Each record below must be returned exactly as shown.

>> Start DATASET ROWS

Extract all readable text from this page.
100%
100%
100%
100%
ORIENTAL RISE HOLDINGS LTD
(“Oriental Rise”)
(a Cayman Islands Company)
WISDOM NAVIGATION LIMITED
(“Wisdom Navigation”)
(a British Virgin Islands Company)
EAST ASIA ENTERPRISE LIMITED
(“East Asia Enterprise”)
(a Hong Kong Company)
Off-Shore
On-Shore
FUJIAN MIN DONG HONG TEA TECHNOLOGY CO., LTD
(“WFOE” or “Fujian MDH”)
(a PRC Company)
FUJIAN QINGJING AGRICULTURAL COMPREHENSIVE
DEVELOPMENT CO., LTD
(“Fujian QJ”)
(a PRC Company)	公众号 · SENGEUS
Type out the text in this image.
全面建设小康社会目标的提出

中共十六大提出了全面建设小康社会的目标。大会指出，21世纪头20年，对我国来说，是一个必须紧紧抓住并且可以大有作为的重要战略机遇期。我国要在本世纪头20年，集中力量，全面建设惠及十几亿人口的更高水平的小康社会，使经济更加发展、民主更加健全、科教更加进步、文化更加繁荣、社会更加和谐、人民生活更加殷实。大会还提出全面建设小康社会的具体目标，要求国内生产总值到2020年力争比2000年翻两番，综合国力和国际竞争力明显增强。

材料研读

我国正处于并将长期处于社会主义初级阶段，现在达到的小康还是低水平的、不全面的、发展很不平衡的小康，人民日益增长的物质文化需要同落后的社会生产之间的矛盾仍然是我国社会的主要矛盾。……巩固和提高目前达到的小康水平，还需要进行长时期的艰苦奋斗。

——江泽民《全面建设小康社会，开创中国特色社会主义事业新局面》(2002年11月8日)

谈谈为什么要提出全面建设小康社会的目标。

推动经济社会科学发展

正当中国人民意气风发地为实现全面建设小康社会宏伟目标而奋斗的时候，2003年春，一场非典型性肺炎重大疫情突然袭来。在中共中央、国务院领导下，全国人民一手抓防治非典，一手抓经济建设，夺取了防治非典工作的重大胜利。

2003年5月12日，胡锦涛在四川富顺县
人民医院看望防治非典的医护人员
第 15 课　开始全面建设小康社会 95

>> End DATASET ROWS

FULL SOLUTION:
Extract all readable text from this page.
100%
100%
100%
100%
ORIENTAL RISE HOLDINGS LTD
(“Oriental Rise”)
(a Cayman Islands Company)
WISDOM NAVIGATION LIMITED
(“Wisdom Navigation”)
(a British Virgin Islands Company)
EAST ASIA ENTERPRISE LIMITED
(“East Asia Enterprise”)
(a Hong Kong Company)
Off-Shore
On-Shore
FUJIAN MIN DONG HONG TEA TECHNOLOGY CO., LTD
(“WFOE” or “Fujian MDH”)
(a PRC Company)
FUJIAN QINGJING AGRICULTURAL COMPREHENSIVE
DEVELOPMENT CO., LTD
(“Fujian QJ”)
(a PRC Company)	公众号 · SENGEUS
Type out the text in this image.
全面建设小康社会目标的提出

中共十六大提出了全面建设小康社会的目标。大会指出，21世纪头20年，对我国来说，是一个必须紧紧抓住并且可以大有作为的重要战略机遇期。我国要在本世纪头20年，集中力量，全面建设惠及十几亿人口的更高水平的小康社会，使经济更加发展、民主更加健全、科教更加进步、文化更加繁荣、社会更加和谐、人民生活更加殷实。大会还提出全面建设小康社会的具体目标，要求国内生产总值到2020年力争比2000年翻两番，综合国力和国际竞争力明显增强。

材料研读

我国正处于并将长期处于社会主义初级阶段，现在达到的小康还是低水平的、不全面的、发展很不平衡的小康，人民日益增长的物质文化需要同落后的社会生产之间的矛盾仍然是我国社会的主要矛盾。……巩固和提高目前达到的小康水平，还需要进行长时期的艰苦奋斗。

——江泽民《全面建设小康社会，开创中国特色社会主义事业新局面》(2002年11月8日)

谈谈为什么要提出全面建设小康社会的目标。

推动经济社会科学发展

正当中国人民意气风发地为实现全面建设小康社会宏伟目标而奋斗的时候，2003年春，一场非典型性肺炎重大疫情突然袭来。在中共中央、国务院领导下，全国人民一手抓防治非典，一手抓经济建设，夺取了防治非典工作的重大胜利。

2003年5月12日，胡锦涛在四川富顺县
人民医院看望防治非典的医护人员
第 15 课　开始全面建设小康社会 95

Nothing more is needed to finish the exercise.